#### [INSTRUCTION]
All of the entries must be reproduced exactly, with no images carried over.

#### [DATA FOR PROCESSING]
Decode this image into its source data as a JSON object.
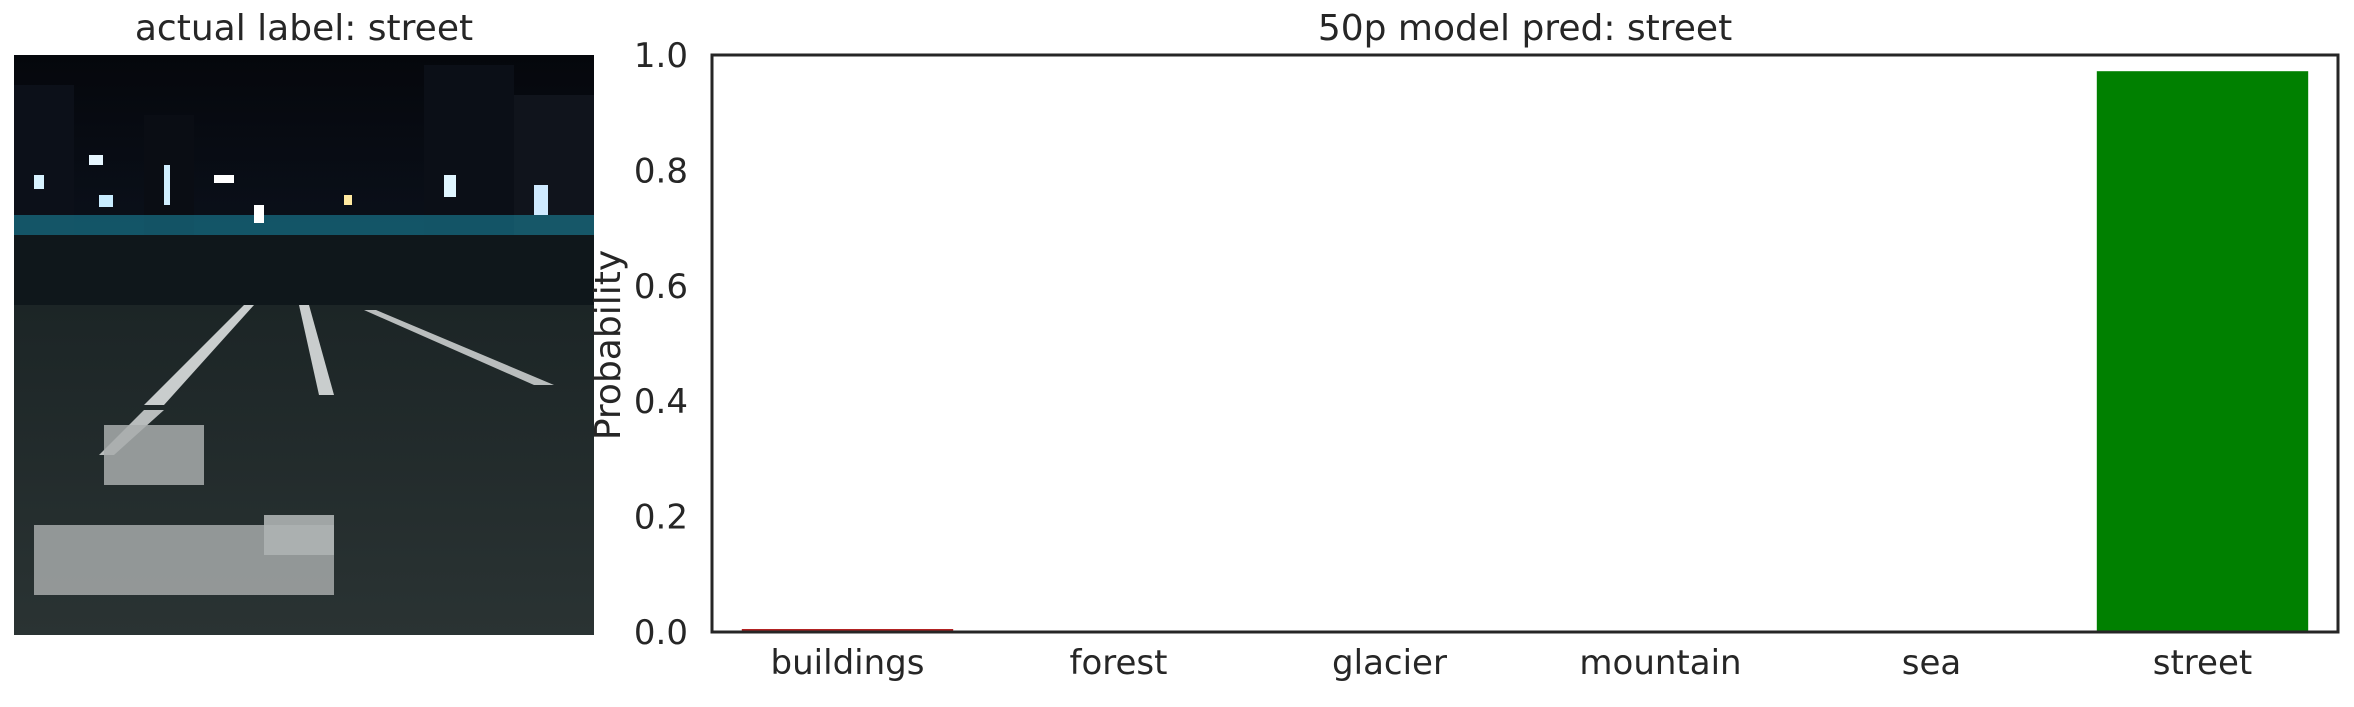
{
  "left_panel": {
    "title": "actual label: street"
  },
  "chart_data": {
    "type": "bar",
    "title": "50p model pred: street",
    "xlabel": "",
    "ylabel": "Probability",
    "categories": [
      "buildings",
      "forest",
      "glacier",
      "mountain",
      "sea",
      "street"
    ],
    "values": [
      0.004,
      0.0,
      0.0,
      0.0,
      0.0,
      0.972
    ],
    "bar_colors": [
      "#b22222",
      "#cccccc",
      "#cccccc",
      "#cccccc",
      "#cccccc",
      "#008000"
    ],
    "ylim": [
      0,
      1.0
    ],
    "yticks": [
      "0.0",
      "0.2",
      "0.4",
      "0.6",
      "0.8",
      "1.0"
    ],
    "grid": false
  }
}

#### [OUTPUT BELOW]
Decode this image into its source data as a JSON object.
{
  "left_panel": {
    "title": "actual label: street"
  },
  "chart_data": {
    "type": "bar",
    "title": "50p model pred: street",
    "xlabel": "",
    "ylabel": "Probability",
    "categories": [
      "buildings",
      "forest",
      "glacier",
      "mountain",
      "sea",
      "street"
    ],
    "values": [
      0.004,
      0.0,
      0.0,
      0.0,
      0.0,
      0.972
    ],
    "bar_colors": [
      "#b22222",
      "#cccccc",
      "#cccccc",
      "#cccccc",
      "#cccccc",
      "#008000"
    ],
    "ylim": [
      0,
      1.0
    ],
    "yticks": [
      "0.0",
      "0.2",
      "0.4",
      "0.6",
      "0.8",
      "1.0"
    ],
    "grid": false
  }
}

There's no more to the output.